What this task involves:
Copy out each line below that has the word "popup" in it.

[Entries from a dataset]
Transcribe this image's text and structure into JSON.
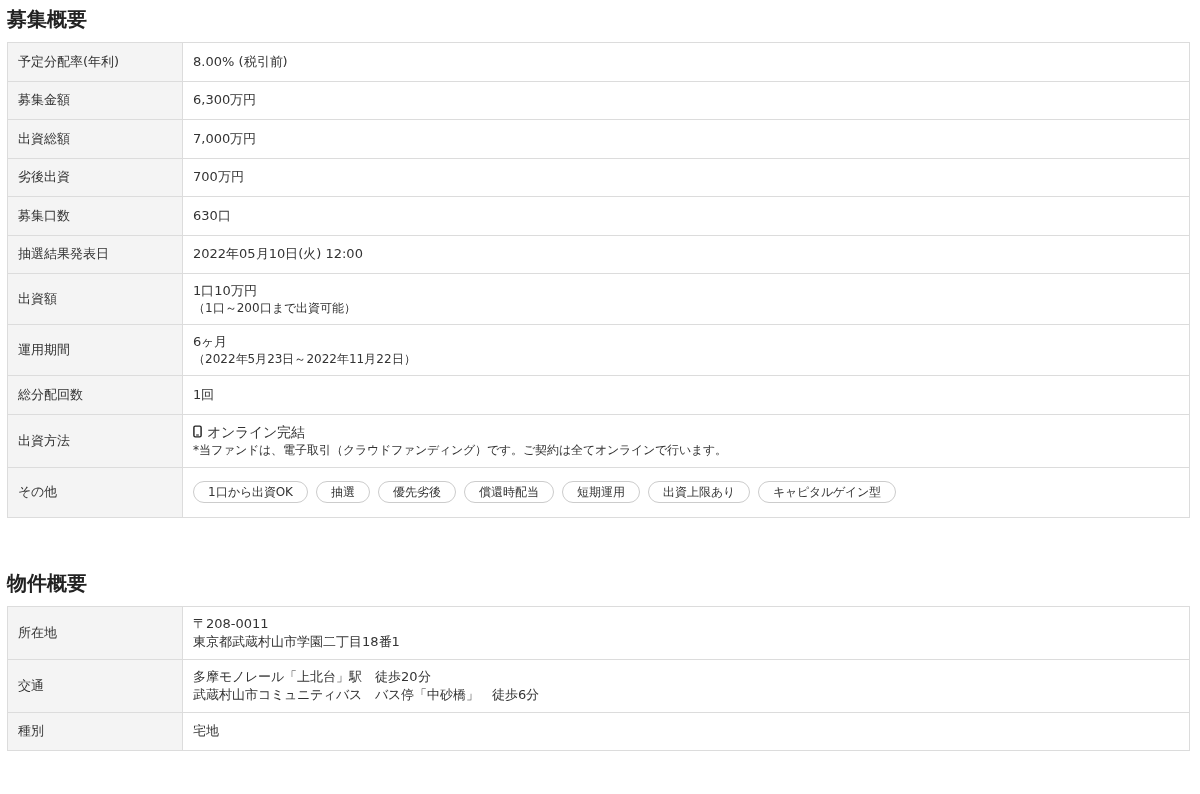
{
  "sections": [
    {
      "title": "募集概要",
      "rows": [
        {
          "kind": "plain",
          "label": "予定分配率(年利)",
          "lines": [
            "8.00% (税引前)"
          ]
        },
        {
          "kind": "plain",
          "label": "募集金額",
          "lines": [
            "6,300万円"
          ]
        },
        {
          "kind": "plain",
          "label": "出資総額",
          "lines": [
            "7,000万円"
          ]
        },
        {
          "kind": "plain",
          "label": "劣後出資",
          "lines": [
            "700万円"
          ]
        },
        {
          "kind": "plain",
          "label": "募集口数",
          "lines": [
            "630口"
          ]
        },
        {
          "kind": "plain",
          "label": "抽選結果発表日",
          "lines": [
            "2022年05月10日(火) 12:00"
          ]
        },
        {
          "kind": "noted",
          "label": "出資額",
          "lines": [
            "1口10万円"
          ],
          "note": "（1口～200口まで出資可能）"
        },
        {
          "kind": "noted",
          "label": "運用期間",
          "lines": [
            "6ヶ月"
          ],
          "note": "（2022年5月23日～2022年11月22日）"
        },
        {
          "kind": "plain",
          "label": "総分配回数",
          "lines": [
            "1回"
          ]
        },
        {
          "kind": "online",
          "label": "出資方法",
          "lines": [
            "オンライン完結"
          ],
          "note": "*当ファンドは、電子取引（クラウドファンディング）です。ご契約は全てオンラインで行います。"
        },
        {
          "kind": "tags",
          "label": "その他",
          "tags": [
            "1口から出資OK",
            "抽選",
            "優先劣後",
            "償還時配当",
            "短期運用",
            "出資上限あり",
            "キャピタルゲイン型"
          ]
        }
      ]
    },
    {
      "title": "物件概要",
      "rows": [
        {
          "kind": "plain",
          "label": "所在地",
          "lines": [
            "〒208-0011",
            "東京都武蔵村山市学園二丁目18番1"
          ]
        },
        {
          "kind": "plain",
          "label": "交通",
          "lines": [
            "多摩モノレール「上北台」駅　徒歩20分",
            "武蔵村山市コミュニティバス　バス停「中砂橋」　徒歩6分"
          ]
        },
        {
          "kind": "plain",
          "label": "種別",
          "lines": [
            "宅地"
          ]
        }
      ]
    }
  ]
}
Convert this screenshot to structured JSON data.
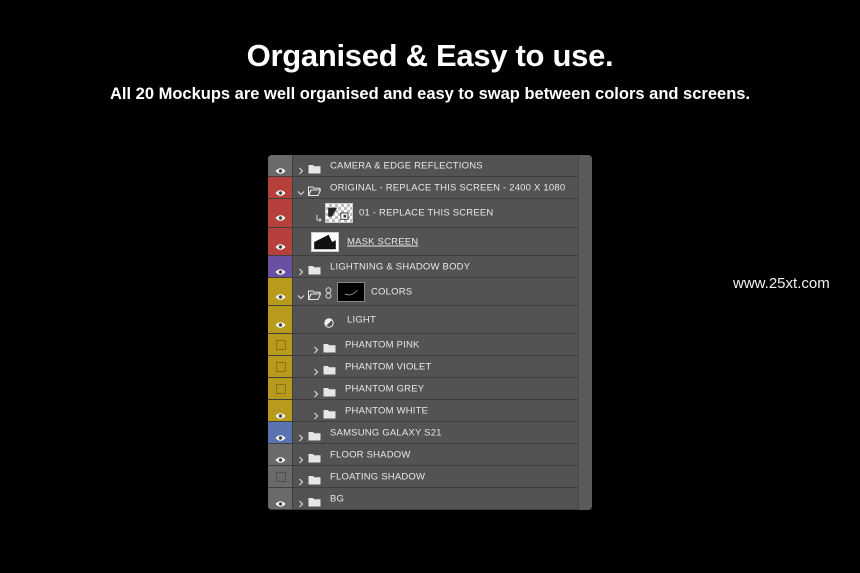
{
  "header": {
    "title": "Organised & Easy to use.",
    "subtitle": "All 20 Mockups are well organised and easy to swap between colors and screens."
  },
  "watermark": "www.25xt.com",
  "colors": {
    "gray": "#6a6a6a",
    "red": "#b5403c",
    "purple": "#6a4fa3",
    "yellow": "#b89a1c",
    "blue": "#5873b0"
  },
  "layers": [
    {
      "label": "CAMERA & EDGE REFLECTIONS",
      "color": "gray",
      "visible": true,
      "type": "group",
      "expanded": false
    },
    {
      "label": "ORIGINAL - REPLACE THIS SCREEN - 2400 X 1080",
      "color": "red",
      "visible": true,
      "type": "group",
      "expanded": true
    },
    {
      "label": "01 - REPLACE THIS SCREEN",
      "color": "red",
      "visible": true,
      "type": "smart-object"
    },
    {
      "label": "MASK SCREEN",
      "color": "red",
      "visible": true,
      "type": "mask"
    },
    {
      "label": "LIGHTNING & SHADOW BODY",
      "color": "purple",
      "visible": true,
      "type": "group",
      "expanded": false
    },
    {
      "label": "COLORS",
      "color": "yellow",
      "visible": true,
      "type": "masked-group",
      "expanded": true
    },
    {
      "label": "LIGHT",
      "color": "yellow",
      "visible": true,
      "type": "adjustment"
    },
    {
      "label": "PHANTOM PINK",
      "color": "yellow",
      "visible": false,
      "type": "group",
      "expanded": false
    },
    {
      "label": "PHANTOM VIOLET",
      "color": "yellow",
      "visible": false,
      "type": "group",
      "expanded": false
    },
    {
      "label": "PHANTOM GREY",
      "color": "yellow",
      "visible": false,
      "type": "group",
      "expanded": false
    },
    {
      "label": "PHANTOM WHITE",
      "color": "yellow",
      "visible": true,
      "type": "group",
      "expanded": false
    },
    {
      "label": "SAMSUNG GALAXY S21",
      "color": "blue",
      "visible": true,
      "type": "group",
      "expanded": false
    },
    {
      "label": "FLOOR SHADOW",
      "color": "gray",
      "visible": true,
      "type": "group",
      "expanded": false
    },
    {
      "label": "FLOATING SHADOW",
      "color": "gray",
      "visible": false,
      "type": "group",
      "expanded": false
    },
    {
      "label": "BG",
      "color": "gray",
      "visible": true,
      "type": "group",
      "expanded": false
    }
  ]
}
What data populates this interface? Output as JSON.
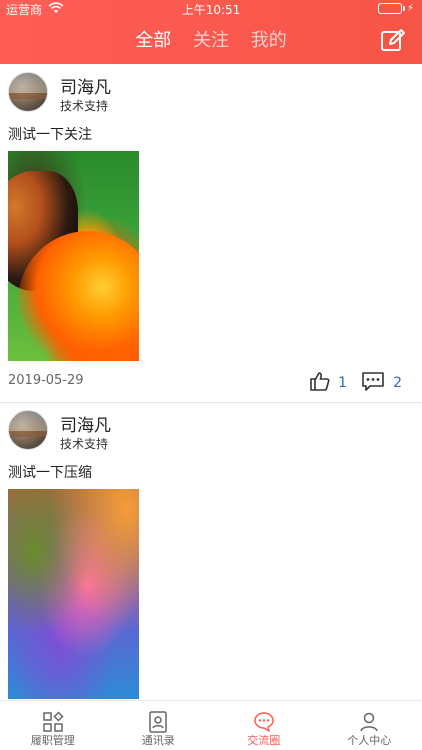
{
  "status_bar": {
    "carrier": "运营商",
    "time": "上午10:51"
  },
  "header": {
    "tabs": [
      {
        "label": "全部",
        "active": true
      },
      {
        "label": "关注",
        "active": false
      },
      {
        "label": "我的",
        "active": false
      }
    ],
    "compose_icon": "edit-icon"
  },
  "feed": {
    "posts": [
      {
        "author": "司海凡",
        "role": "技术支持",
        "content": "测试一下关注",
        "image": "butterfly-on-flower",
        "date": "2019-05-29",
        "likes": "1",
        "comments": "2"
      },
      {
        "author": "司海凡",
        "role": "技术支持",
        "content": "测试一下压缩",
        "image": "abstract-colorful-petals"
      }
    ]
  },
  "tabbar": {
    "items": [
      {
        "label": "履职管理",
        "icon": "grid-apps-icon",
        "active": false
      },
      {
        "label": "通讯录",
        "icon": "contacts-book-icon",
        "active": false
      },
      {
        "label": "交流圈",
        "icon": "chat-bubble-icon",
        "active": true
      },
      {
        "label": "个人中心",
        "icon": "person-icon",
        "active": false
      }
    ]
  },
  "colors": {
    "header_gradient_start": "#ff5e57",
    "header_gradient_end": "#f65446",
    "accent_red": "#ff5b57",
    "count_blue": "#2d6eb0"
  }
}
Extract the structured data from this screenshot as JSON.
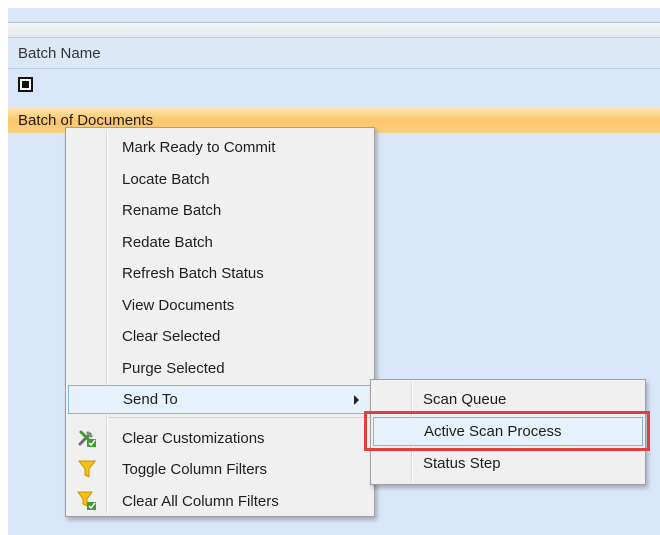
{
  "grid": {
    "column_header": "Batch Name",
    "filter_icon": "filter-checkbox-icon",
    "selected_row": "Batch of Documents",
    "row_color": "#fbc56a"
  },
  "context_menu": {
    "items": [
      {
        "label": "Mark Ready to Commit"
      },
      {
        "label": "Locate Batch"
      },
      {
        "label": "Rename Batch"
      },
      {
        "label": "Redate Batch"
      },
      {
        "label": "Refresh Batch Status"
      },
      {
        "label": "View Documents"
      },
      {
        "label": "Clear Selected"
      },
      {
        "label": "Purge Selected"
      },
      {
        "label": "Send To",
        "has_submenu": true,
        "state": "hover"
      },
      {
        "label": "Clear Customizations",
        "icon": "tools-icon"
      },
      {
        "label": "Toggle Column Filters",
        "icon": "funnel-icon"
      },
      {
        "label": "Clear All Column Filters",
        "icon": "funnel-clear-icon"
      }
    ]
  },
  "submenu": {
    "items": [
      {
        "label": "Scan Queue"
      },
      {
        "label": "Active Scan Process",
        "state": "hover",
        "highlighted": true
      },
      {
        "label": "Status Step"
      }
    ]
  },
  "colors": {
    "menu_hover_bg": "#e6f1fb",
    "menu_hover_border": "#84b6e4",
    "highlight_outline": "#e2403e",
    "grid_bg": "#d9e6f7"
  }
}
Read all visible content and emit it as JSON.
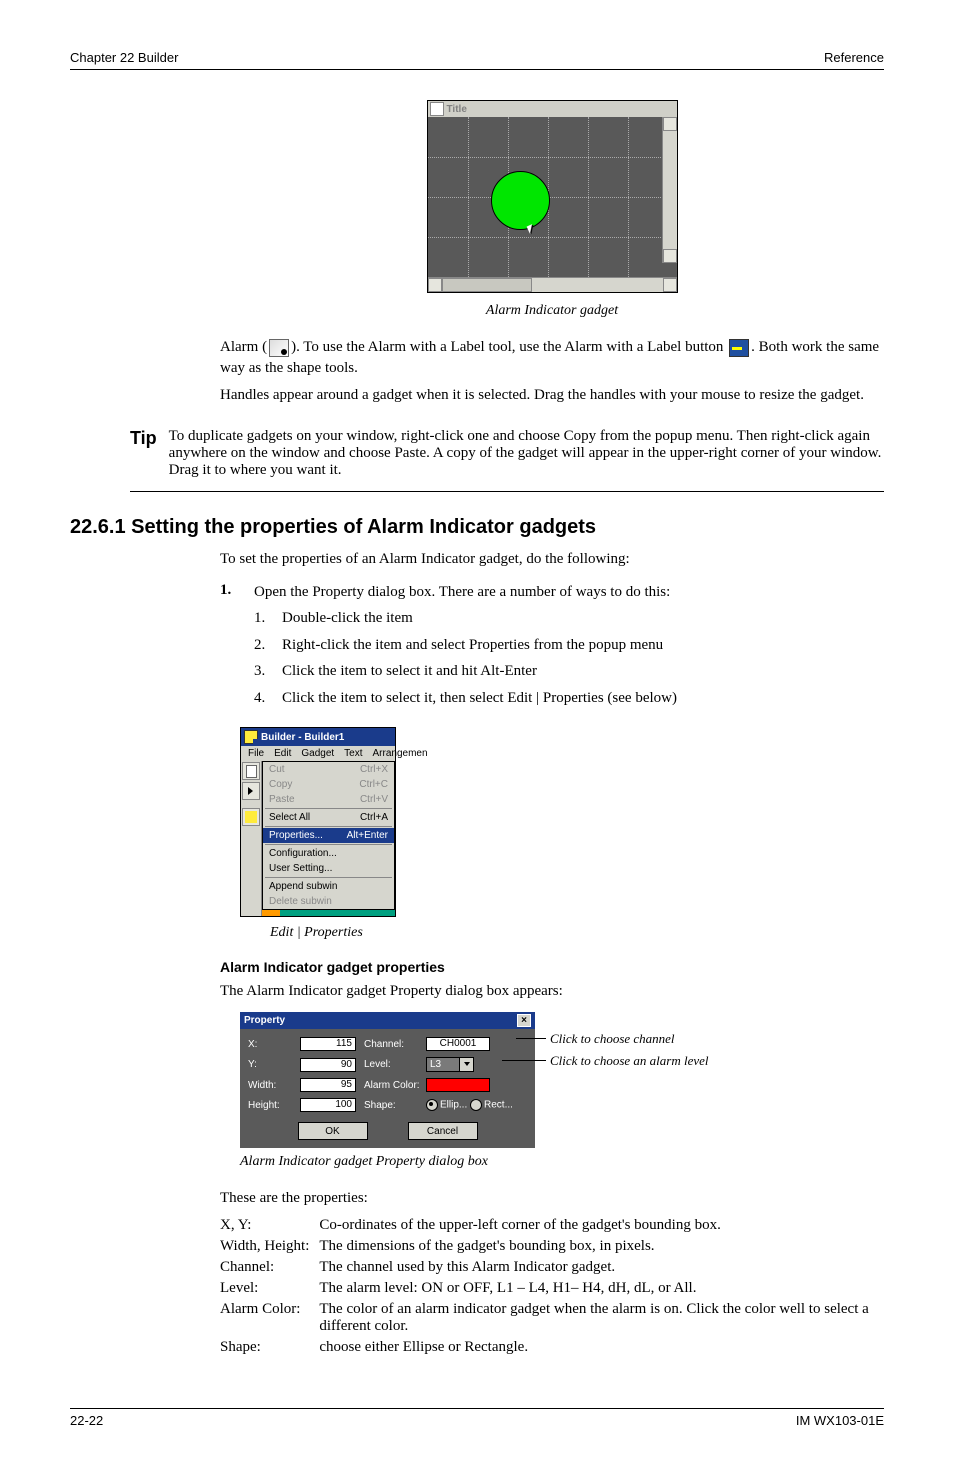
{
  "header": {
    "left": "Chapter 22 Builder",
    "right": "Reference"
  },
  "screenshot1": {
    "window_title": "Title",
    "caption": "Alarm Indicator gadget"
  },
  "tip": {
    "label": "Tip",
    "text": "To duplicate gadgets on your window, right-click one and choose Copy from the popup menu. Then right-click again anywhere on the window and choose Paste. A copy of the gadget will appear in the upper-right corner of your window. Drag it to where you want it."
  },
  "inline_text": {
    "para1_before_icon": " Alarm (",
    "para1_after_icon": "). To use the Alarm with a Label tool, use the Alarm with a Label button ",
    "para1_end": ". Both work the same way as the shape tools.",
    "para2": "Handles appear around a gadget when it is selected. Drag the handles with your mouse to resize the gadget."
  },
  "section_heading": "22.6.1 Setting the properties of Alarm Indicator gadgets",
  "intro_text": "To set the properties of an Alarm Indicator gadget, do the following:",
  "step_num": "1.",
  "substeps": [
    {
      "n": "1.",
      "text": "Double-click the item"
    },
    {
      "n": "2.",
      "text": "Right-click the item and select Properties from the popup menu"
    },
    {
      "n": "3.",
      "text": "Click the item to select it and hit Alt-Enter"
    },
    {
      "n": "4.",
      "text": "Click the item to select it, then select Edit | Properties (see below)"
    }
  ],
  "step_intro": "Open the Property dialog box. There are a number of ways to do this:",
  "builder_menu": {
    "title": "Builder - Builder1",
    "menus": [
      "File",
      "Edit",
      "Gadget",
      "Text",
      "Arrangemen"
    ],
    "items": [
      {
        "label": "Cut",
        "accel": "Ctrl+X",
        "disabled": true
      },
      {
        "label": "Copy",
        "accel": "Ctrl+C",
        "disabled": true
      },
      {
        "label": "Paste",
        "accel": "Ctrl+V",
        "disabled": true
      },
      {
        "sep": true
      },
      {
        "label": "Select All",
        "accel": "Ctrl+A"
      },
      {
        "sep": true
      },
      {
        "label": "Properties...",
        "accel": "Alt+Enter",
        "selected": true
      },
      {
        "sep": true
      },
      {
        "label": "Configuration..."
      },
      {
        "label": "User Setting..."
      },
      {
        "sep": true
      },
      {
        "label": "Append subwin"
      },
      {
        "label": "Delete subwin",
        "disabled": true
      }
    ],
    "caption": "Edit | Properties"
  },
  "alarm_props_intro": "The Alarm Indicator gadget Property dialog box appears:",
  "property_dialog": {
    "title": "Property",
    "x_label": "X:",
    "x_value": "115",
    "y_label": "Y:",
    "y_value": "90",
    "width_label": "Width:",
    "width_value": "95",
    "height_label": "Height:",
    "height_value": "100",
    "channel_label": "Channel:",
    "channel_value": "CH0001",
    "level_label": "Level:",
    "level_value": "L3",
    "alarmcolor_label": "Alarm Color:",
    "shape_label": "Shape:",
    "shape_opt1": "Ellip...",
    "shape_opt2": "Rect...",
    "ok": "OK",
    "cancel": "Cancel",
    "caption": "Alarm Indicator gadget Property dialog box",
    "callout1": "Click to choose channel",
    "callout2": "Click to choose an alarm level"
  },
  "after_dlg": "These are the properties:",
  "props_table": {
    "rows": [
      [
        "X, Y:",
        "Co-ordinates of the upper-left corner of the gadget's bounding box."
      ],
      [
        "Width, Height:",
        "The dimensions of the gadget's bounding box, in pixels."
      ],
      [
        "Channel:",
        "The channel used by this Alarm Indicator gadget."
      ],
      [
        "Level:",
        "The alarm level: ON or OFF, L1 – L4, H1– H4, dH, dL, or All."
      ],
      [
        "Alarm Color:",
        "The color of an alarm indicator gadget when the alarm is on. Click the color well to select a different color."
      ],
      [
        "Shape:",
        "choose either Ellipse or Rectangle."
      ]
    ]
  },
  "footer": {
    "left": "22-22",
    "right": "IM WX103-01E"
  }
}
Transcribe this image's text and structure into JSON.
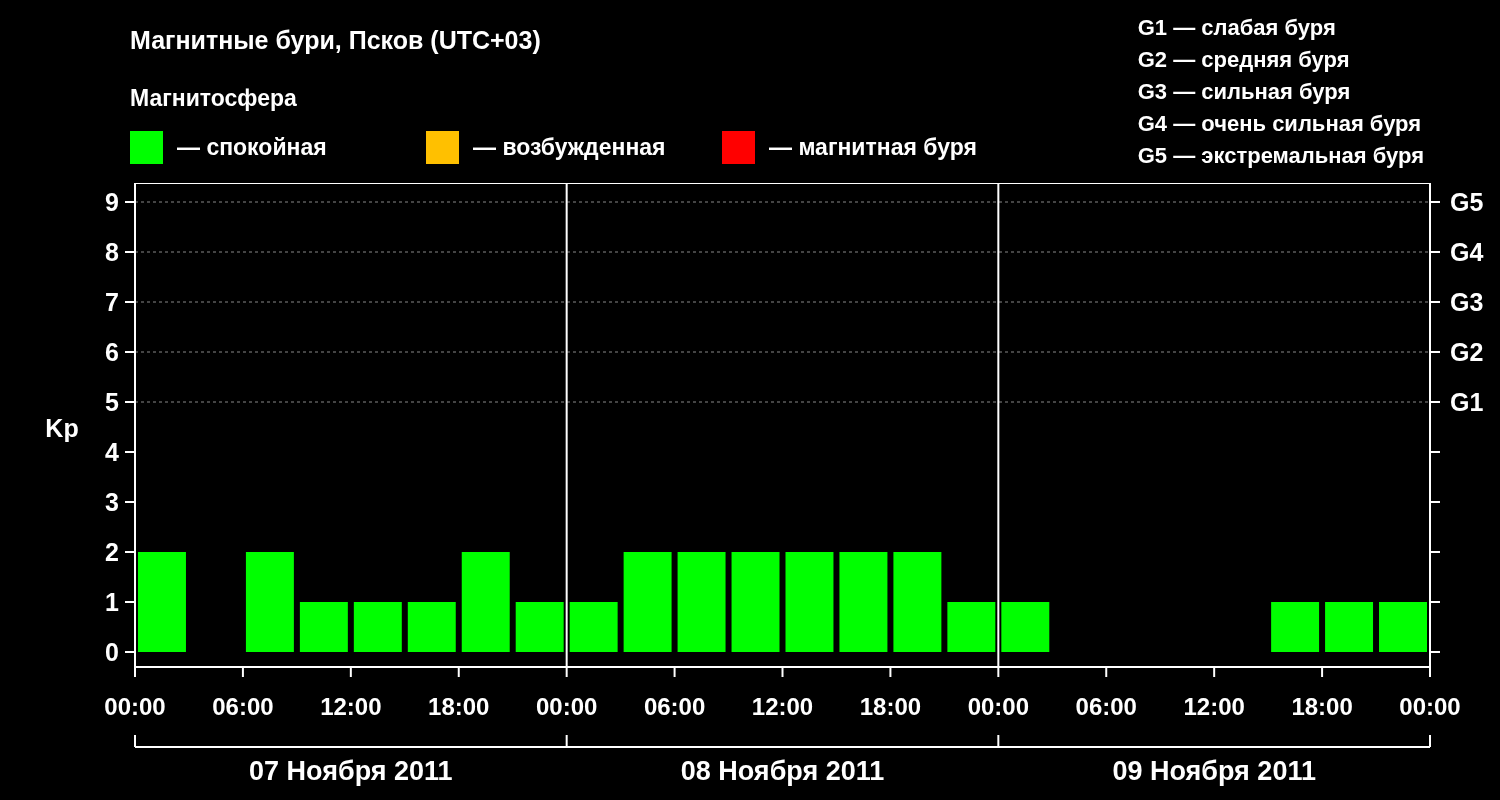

The result:
    "text": "To duplicate gadgets on your window, right-click one and choose Copy from the popup menu. Then right-click again anywhere on the window and choose Paste. A copy of the gadget will appear in the upper-right corner of your window. Drag it to where you want it."
      "text": "Right-click the item and select Properties from the popup menu"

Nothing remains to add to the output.